AIM OF THE TASK:
A faithful transcription of all the data is required.

GIVEN DATA:
⟨

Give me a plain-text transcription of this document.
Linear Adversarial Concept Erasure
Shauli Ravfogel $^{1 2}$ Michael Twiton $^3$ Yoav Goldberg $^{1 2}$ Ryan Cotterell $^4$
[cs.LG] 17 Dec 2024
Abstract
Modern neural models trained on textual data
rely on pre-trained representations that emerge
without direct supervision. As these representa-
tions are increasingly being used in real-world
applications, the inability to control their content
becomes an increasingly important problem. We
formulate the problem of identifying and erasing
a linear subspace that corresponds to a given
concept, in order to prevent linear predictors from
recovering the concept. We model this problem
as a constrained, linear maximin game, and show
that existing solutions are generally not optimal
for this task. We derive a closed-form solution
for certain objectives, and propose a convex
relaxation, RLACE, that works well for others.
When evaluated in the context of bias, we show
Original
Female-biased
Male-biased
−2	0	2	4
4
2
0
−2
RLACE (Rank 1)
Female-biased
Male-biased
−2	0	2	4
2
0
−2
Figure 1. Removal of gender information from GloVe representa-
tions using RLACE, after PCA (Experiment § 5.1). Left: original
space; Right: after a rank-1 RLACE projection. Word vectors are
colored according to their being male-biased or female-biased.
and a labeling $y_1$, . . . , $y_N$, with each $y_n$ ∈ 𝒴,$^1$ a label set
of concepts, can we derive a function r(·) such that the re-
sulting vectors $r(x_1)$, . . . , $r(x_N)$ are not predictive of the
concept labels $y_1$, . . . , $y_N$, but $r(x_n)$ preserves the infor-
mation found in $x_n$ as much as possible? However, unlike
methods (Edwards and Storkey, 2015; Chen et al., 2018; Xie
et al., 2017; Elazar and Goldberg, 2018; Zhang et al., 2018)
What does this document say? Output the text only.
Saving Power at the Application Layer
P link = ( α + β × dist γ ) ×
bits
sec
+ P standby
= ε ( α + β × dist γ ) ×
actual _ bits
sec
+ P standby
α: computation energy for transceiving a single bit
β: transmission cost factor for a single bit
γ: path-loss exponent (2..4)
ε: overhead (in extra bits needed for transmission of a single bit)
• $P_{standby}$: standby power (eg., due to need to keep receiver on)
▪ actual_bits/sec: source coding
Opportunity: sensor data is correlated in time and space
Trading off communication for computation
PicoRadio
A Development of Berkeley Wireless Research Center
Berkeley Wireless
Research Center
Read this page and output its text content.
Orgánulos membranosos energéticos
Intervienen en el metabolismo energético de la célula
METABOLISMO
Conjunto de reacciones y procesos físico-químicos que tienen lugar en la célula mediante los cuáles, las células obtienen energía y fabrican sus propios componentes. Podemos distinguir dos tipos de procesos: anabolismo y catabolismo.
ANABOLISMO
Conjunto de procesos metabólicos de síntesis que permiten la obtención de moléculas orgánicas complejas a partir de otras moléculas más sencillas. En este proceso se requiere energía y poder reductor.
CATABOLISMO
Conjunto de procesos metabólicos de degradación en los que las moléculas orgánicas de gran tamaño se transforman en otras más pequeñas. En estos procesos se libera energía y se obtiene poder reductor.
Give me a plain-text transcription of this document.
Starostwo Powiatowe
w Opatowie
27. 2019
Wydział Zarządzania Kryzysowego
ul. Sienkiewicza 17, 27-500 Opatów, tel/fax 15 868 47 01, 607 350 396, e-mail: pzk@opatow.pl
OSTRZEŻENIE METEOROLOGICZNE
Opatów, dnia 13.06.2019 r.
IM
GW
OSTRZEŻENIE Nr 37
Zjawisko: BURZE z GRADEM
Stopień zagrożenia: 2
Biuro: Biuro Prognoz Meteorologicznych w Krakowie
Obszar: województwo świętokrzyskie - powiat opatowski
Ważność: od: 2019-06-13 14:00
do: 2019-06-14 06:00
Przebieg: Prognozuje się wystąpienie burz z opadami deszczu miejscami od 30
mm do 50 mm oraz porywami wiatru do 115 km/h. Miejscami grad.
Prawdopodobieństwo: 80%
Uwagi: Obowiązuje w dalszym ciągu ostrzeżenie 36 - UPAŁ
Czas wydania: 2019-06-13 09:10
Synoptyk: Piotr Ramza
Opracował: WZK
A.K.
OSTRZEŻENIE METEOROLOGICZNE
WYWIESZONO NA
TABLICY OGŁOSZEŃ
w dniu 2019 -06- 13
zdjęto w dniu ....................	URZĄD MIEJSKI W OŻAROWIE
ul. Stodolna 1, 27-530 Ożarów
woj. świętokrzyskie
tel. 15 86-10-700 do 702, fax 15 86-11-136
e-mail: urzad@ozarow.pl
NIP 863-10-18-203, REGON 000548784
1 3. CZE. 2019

⟩

FINISHED EXERCISE:
Give me a plain-text transcription of this document.
Linear Adversarial Concept Erasure
Shauli Ravfogel $^{1 2}$ Michael Twiton $^3$ Yoav Goldberg $^{1 2}$ Ryan Cotterell $^4$
[cs.LG] 17 Dec 2024
Abstract
Modern neural models trained on textual data
rely on pre-trained representations that emerge
without direct supervision. As these representa-
tions are increasingly being used in real-world
applications, the inability to control their content
becomes an increasingly important problem. We
formulate the problem of identifying and erasing
a linear subspace that corresponds to a given
concept, in order to prevent linear predictors from
recovering the concept. We model this problem
as a constrained, linear maximin game, and show
that existing solutions are generally not optimal
for this task. We derive a closed-form solution
for certain objectives, and propose a convex
relaxation, RLACE, that works well for others.
When evaluated in the context of bias, we show
Original
Female-biased
Male-biased
−2	0	2	4
4
2
0
−2
RLACE (Rank 1)
Female-biased
Male-biased
−2	0	2	4
2
0
−2
Figure 1. Removal of gender information from GloVe representa-
tions using RLACE, after PCA (Experiment § 5.1). Left: original
space; Right: after a rank-1 RLACE projection. Word vectors are
colored according to their being male-biased or female-biased.
and a labeling $y_1$, . . . , $y_N$, with each $y_n$ ∈ 𝒴,$^1$ a label set
of concepts, can we derive a function r(·) such that the re-
sulting vectors $r(x_1)$, . . . , $r(x_N)$ are not predictive of the
concept labels $y_1$, . . . , $y_N$, but $r(x_n)$ preserves the infor-
mation found in $x_n$ as much as possible? However, unlike
methods (Edwards and Storkey, 2015; Chen et al., 2018; Xie
et al., 2017; Elazar and Goldberg, 2018; Zhang et al., 2018)
What does this document say? Output the text only.
Saving Power at the Application Layer
P link = ( α + β × dist γ ) ×
bits
sec
+ P standby
= ε ( α + β × dist γ ) ×
actual _ bits
sec
+ P standby
α: computation energy for transceiving a single bit
β: transmission cost factor for a single bit
γ: path-loss exponent (2..4)
ε: overhead (in extra bits needed for transmission of a single bit)
• $P_{standby}$: standby power (eg., due to need to keep receiver on)
▪ actual_bits/sec: source coding
Opportunity: sensor data is correlated in time and space
Trading off communication for computation
PicoRadio
A Development of Berkeley Wireless Research Center
Berkeley Wireless
Research Center
Read this page and output its text content.
Orgánulos membranosos energéticos
Intervienen en el metabolismo energético de la célula
METABOLISMO
Conjunto de reacciones y procesos físico-químicos que tienen lugar en la célula mediante los cuáles, las células obtienen energía y fabrican sus propios componentes. Podemos distinguir dos tipos de procesos: anabolismo y catabolismo.
ANABOLISMO
Conjunto de procesos metabólicos de síntesis que permiten la obtención de moléculas orgánicas complejas a partir de otras moléculas más sencillas. En este proceso se requiere energía y poder reductor.
CATABOLISMO
Conjunto de procesos metabólicos de degradación en los que las moléculas orgánicas de gran tamaño se transforman en otras más pequeñas. En estos procesos se libera energía y se obtiene poder reductor.
Give me a plain-text transcription of this document.
Starostwo Powiatowe
w Opatowie
27. 2019
Wydział Zarządzania Kryzysowego
ul. Sienkiewicza 17, 27-500 Opatów, tel/fax 15 868 47 01, 607 350 396, e-mail: pzk@opatow.pl
OSTRZEŻENIE METEOROLOGICZNE
Opatów, dnia 13.06.2019 r.
IM
GW
OSTRZEŻENIE Nr 37
Zjawisko: BURZE z GRADEM
Stopień zagrożenia: 2
Biuro: Biuro Prognoz Meteorologicznych w Krakowie
Obszar: województwo świętokrzyskie - powiat opatowski
Ważność: od: 2019-06-13 14:00
do: 2019-06-14 06:00
Przebieg: Prognozuje się wystąpienie burz z opadami deszczu miejscami od 30
mm do 50 mm oraz porywami wiatru do 115 km/h. Miejscami grad.
Prawdopodobieństwo: 80%
Uwagi: Obowiązuje w dalszym ciągu ostrzeżenie 36 - UPAŁ
Czas wydania: 2019-06-13 09:10
Synoptyk: Piotr Ramza
Opracował: WZK
A.K.
OSTRZEŻENIE METEOROLOGICZNE
WYWIESZONO NA
TABLICY OGŁOSZEŃ
w dniu 2019 -06- 13
zdjęto w dniu ....................	URZĄD MIEJSKI W OŻAROWIE
ul. Stodolna 1, 27-530 Ożarów
woj. świętokrzyskie
tel. 15 86-10-700 do 702, fax 15 86-11-136
e-mail: urzad@ozarow.pl
NIP 863-10-18-203, REGON 000548784
1 3. CZE. 2019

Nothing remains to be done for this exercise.